[BEGIN]
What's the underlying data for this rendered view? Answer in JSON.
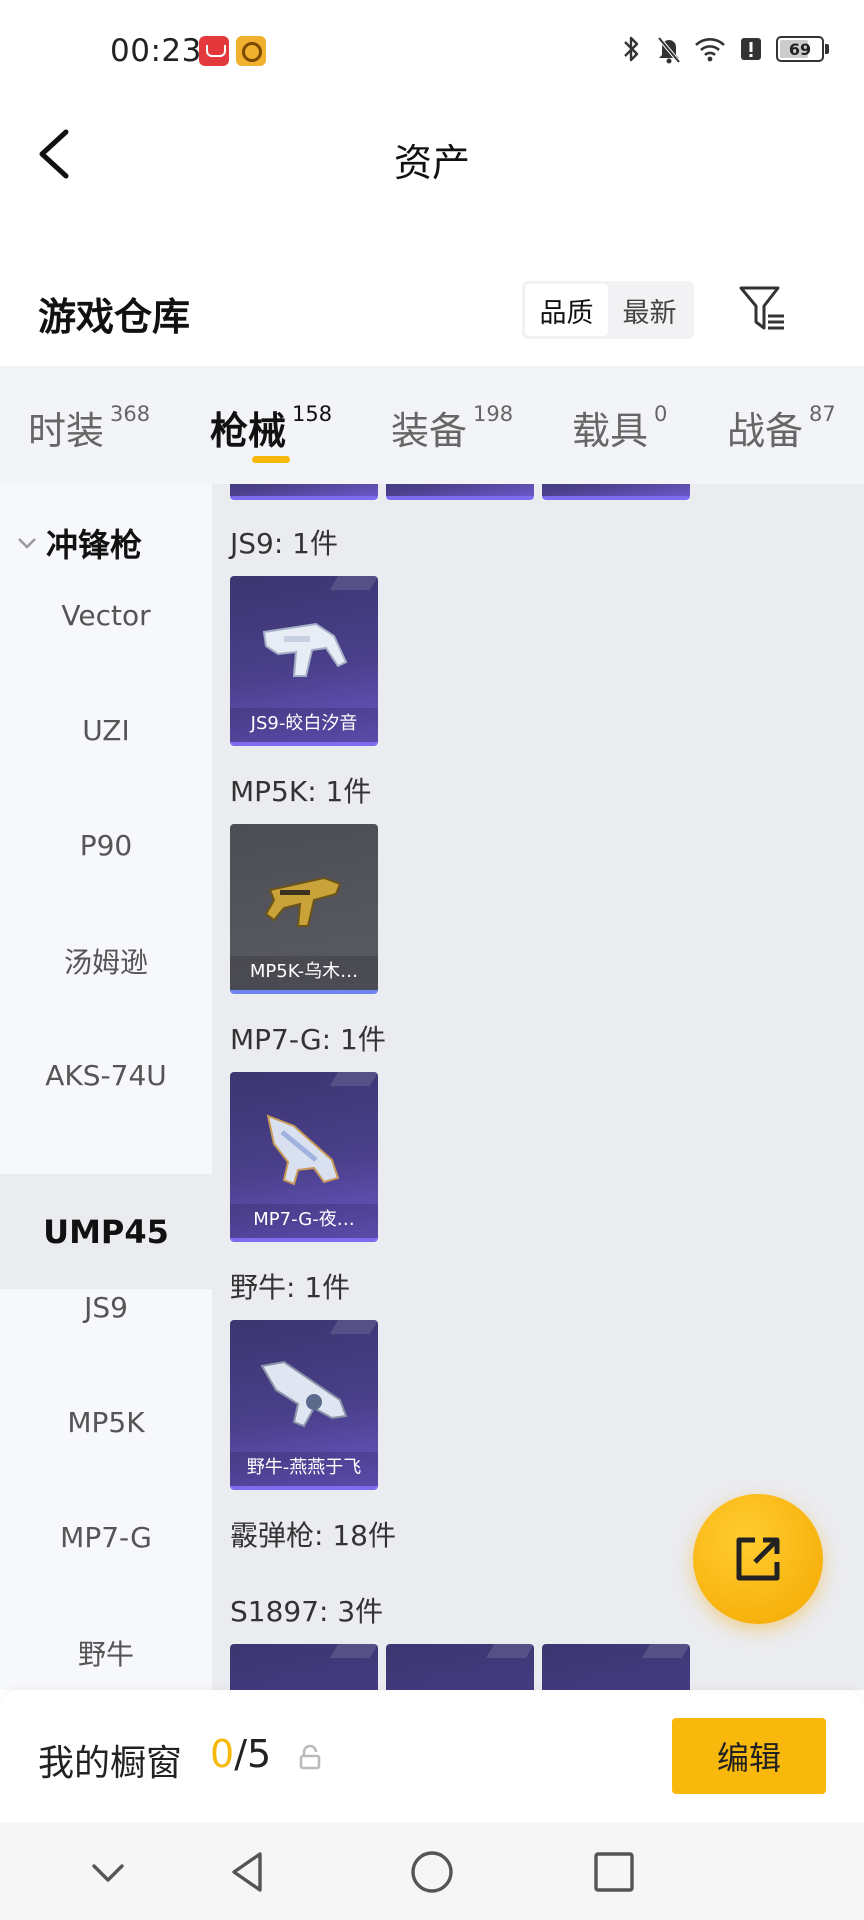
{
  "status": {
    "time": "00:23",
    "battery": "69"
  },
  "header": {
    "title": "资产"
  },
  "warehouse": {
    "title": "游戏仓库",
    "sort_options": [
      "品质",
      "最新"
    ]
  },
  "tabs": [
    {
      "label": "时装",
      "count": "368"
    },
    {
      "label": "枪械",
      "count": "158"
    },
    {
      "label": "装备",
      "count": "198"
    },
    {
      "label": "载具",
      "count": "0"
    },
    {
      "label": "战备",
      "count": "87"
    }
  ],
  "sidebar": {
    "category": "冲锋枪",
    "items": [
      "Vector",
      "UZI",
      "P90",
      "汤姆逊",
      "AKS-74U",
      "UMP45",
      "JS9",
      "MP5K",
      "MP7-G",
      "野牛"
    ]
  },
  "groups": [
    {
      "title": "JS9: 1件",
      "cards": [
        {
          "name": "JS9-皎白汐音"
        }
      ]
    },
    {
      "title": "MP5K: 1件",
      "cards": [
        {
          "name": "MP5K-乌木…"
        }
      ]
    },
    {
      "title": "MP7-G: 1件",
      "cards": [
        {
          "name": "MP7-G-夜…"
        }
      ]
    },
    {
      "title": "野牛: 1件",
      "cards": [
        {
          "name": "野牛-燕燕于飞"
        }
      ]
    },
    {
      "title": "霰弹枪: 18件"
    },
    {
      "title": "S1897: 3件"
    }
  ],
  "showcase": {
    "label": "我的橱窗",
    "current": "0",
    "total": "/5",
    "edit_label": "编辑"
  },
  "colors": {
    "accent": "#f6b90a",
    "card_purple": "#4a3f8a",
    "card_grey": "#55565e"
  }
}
[END]
[BEGIN]
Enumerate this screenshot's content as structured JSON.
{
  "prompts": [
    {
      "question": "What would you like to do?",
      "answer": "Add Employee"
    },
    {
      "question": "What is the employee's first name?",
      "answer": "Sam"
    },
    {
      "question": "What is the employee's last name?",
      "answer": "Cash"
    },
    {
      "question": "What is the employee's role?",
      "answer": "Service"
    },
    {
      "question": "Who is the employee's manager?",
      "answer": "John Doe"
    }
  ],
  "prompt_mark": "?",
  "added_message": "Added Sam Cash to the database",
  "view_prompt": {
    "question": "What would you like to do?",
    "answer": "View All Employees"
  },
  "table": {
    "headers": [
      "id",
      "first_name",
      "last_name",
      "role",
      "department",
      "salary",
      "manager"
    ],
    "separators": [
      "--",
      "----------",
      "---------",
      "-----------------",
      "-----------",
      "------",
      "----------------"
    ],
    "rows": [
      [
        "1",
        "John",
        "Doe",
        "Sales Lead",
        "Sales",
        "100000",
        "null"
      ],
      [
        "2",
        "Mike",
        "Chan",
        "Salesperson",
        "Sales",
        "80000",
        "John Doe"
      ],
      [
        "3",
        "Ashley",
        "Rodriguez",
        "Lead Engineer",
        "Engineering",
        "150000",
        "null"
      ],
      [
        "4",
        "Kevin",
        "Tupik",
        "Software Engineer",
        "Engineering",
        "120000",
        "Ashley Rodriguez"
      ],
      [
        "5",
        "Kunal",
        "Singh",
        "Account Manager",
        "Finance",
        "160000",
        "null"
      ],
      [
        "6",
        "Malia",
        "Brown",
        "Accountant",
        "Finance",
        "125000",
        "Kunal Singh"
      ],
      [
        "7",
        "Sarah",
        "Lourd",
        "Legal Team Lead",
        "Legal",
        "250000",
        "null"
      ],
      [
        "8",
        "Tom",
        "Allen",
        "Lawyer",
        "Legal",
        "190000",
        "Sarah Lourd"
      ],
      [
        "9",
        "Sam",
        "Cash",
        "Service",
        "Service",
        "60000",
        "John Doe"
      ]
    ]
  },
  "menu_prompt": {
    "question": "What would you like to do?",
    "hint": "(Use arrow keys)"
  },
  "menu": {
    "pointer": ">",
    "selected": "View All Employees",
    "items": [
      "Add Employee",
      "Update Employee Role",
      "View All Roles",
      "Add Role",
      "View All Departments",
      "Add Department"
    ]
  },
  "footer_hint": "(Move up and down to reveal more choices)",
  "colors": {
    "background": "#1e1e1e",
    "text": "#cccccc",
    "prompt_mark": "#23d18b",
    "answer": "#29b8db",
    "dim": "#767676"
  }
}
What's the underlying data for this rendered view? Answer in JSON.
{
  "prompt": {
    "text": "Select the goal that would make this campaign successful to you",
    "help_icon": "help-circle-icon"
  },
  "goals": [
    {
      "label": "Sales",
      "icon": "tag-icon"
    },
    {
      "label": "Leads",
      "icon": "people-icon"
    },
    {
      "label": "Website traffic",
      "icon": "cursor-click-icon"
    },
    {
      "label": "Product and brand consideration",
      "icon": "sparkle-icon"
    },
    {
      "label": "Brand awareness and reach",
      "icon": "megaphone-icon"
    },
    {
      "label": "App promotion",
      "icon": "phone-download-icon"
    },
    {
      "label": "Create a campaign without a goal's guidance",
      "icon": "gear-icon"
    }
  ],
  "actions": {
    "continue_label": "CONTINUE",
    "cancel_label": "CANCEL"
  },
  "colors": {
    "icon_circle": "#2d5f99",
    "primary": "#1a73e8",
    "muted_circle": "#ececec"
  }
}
[END]
### REQUEST:
Gather from the entries above all lines that include the string "Cash".

### RESULT FOR THIS EXERCISE:
      "answer": "Cash"
  "added_message": "Added Sam Cash to the database",
        "Cash",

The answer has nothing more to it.